### WRITTEN INSTRUCTION
Pick out all lines with the word "Cafe" from the records that follow.

(Stored data entries)
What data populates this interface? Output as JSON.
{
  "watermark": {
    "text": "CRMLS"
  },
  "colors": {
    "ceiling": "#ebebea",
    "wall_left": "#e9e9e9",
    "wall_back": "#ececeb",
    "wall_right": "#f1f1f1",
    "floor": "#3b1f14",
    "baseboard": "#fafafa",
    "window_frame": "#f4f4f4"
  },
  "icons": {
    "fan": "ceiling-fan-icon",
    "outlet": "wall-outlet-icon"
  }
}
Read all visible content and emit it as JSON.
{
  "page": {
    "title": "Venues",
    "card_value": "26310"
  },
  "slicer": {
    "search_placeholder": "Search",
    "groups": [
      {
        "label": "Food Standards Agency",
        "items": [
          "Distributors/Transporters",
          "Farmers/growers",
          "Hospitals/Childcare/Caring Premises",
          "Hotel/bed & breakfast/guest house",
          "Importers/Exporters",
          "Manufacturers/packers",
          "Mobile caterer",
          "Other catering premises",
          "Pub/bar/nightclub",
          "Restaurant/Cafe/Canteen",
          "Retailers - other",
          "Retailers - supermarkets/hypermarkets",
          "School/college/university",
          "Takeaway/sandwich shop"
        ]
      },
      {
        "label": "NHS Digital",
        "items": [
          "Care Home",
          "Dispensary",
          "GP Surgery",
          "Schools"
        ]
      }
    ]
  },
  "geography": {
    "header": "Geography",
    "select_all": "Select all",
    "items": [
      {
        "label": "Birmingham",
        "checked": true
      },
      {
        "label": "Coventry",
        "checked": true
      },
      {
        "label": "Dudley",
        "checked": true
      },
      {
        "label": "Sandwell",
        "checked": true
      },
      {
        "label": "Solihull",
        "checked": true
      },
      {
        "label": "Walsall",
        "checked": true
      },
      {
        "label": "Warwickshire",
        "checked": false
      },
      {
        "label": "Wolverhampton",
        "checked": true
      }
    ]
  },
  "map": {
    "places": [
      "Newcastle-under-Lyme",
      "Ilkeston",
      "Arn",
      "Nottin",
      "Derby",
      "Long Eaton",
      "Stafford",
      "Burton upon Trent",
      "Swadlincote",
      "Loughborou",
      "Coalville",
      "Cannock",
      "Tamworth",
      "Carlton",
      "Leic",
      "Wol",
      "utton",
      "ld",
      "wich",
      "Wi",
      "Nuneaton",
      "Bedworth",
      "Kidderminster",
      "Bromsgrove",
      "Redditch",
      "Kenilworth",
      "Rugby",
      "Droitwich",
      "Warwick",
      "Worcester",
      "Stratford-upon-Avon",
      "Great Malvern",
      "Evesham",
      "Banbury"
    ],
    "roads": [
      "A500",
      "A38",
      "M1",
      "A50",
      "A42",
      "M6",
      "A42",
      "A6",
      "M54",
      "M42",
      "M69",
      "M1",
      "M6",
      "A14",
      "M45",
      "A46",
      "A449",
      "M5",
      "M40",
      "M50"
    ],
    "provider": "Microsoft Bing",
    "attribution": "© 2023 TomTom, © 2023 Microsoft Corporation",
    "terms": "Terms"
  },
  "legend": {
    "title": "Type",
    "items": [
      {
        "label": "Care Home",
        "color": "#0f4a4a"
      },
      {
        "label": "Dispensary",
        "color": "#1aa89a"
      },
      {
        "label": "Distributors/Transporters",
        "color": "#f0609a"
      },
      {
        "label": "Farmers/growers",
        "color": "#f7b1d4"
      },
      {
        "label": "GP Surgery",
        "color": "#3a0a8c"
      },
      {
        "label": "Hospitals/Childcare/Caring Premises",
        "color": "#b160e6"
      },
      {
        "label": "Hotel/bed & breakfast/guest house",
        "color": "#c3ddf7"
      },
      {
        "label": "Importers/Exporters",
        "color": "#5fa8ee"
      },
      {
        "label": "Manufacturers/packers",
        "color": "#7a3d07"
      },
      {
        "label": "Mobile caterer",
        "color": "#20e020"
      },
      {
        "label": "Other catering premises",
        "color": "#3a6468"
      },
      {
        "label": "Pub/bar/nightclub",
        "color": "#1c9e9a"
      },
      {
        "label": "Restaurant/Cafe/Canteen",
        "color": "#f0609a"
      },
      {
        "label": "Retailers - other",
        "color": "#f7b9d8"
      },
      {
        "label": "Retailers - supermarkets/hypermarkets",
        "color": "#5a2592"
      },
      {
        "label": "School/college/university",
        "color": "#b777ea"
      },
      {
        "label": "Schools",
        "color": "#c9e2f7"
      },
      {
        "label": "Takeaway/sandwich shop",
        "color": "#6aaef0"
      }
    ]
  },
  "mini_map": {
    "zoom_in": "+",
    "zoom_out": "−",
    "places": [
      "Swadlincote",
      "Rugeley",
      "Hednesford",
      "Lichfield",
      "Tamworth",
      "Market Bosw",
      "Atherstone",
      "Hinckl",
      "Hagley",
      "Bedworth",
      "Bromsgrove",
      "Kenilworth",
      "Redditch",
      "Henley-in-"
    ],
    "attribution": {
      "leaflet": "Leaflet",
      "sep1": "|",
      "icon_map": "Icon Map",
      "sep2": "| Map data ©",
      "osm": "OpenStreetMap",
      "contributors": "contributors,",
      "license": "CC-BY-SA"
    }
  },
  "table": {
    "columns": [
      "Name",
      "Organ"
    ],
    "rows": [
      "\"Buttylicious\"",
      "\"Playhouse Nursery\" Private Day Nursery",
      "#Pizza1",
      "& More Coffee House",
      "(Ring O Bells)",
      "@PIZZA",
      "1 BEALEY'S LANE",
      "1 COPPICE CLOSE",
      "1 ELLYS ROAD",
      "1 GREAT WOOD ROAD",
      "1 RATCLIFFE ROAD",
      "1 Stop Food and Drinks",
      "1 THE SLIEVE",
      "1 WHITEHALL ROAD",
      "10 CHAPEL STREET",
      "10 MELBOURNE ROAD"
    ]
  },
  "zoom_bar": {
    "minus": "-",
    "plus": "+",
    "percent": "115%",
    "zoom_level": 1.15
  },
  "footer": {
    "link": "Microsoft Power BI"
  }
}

### THE REPLY
          "Restaurant/Cafe/Canteen",
        "label": "Restaurant/Cafe/Canteen",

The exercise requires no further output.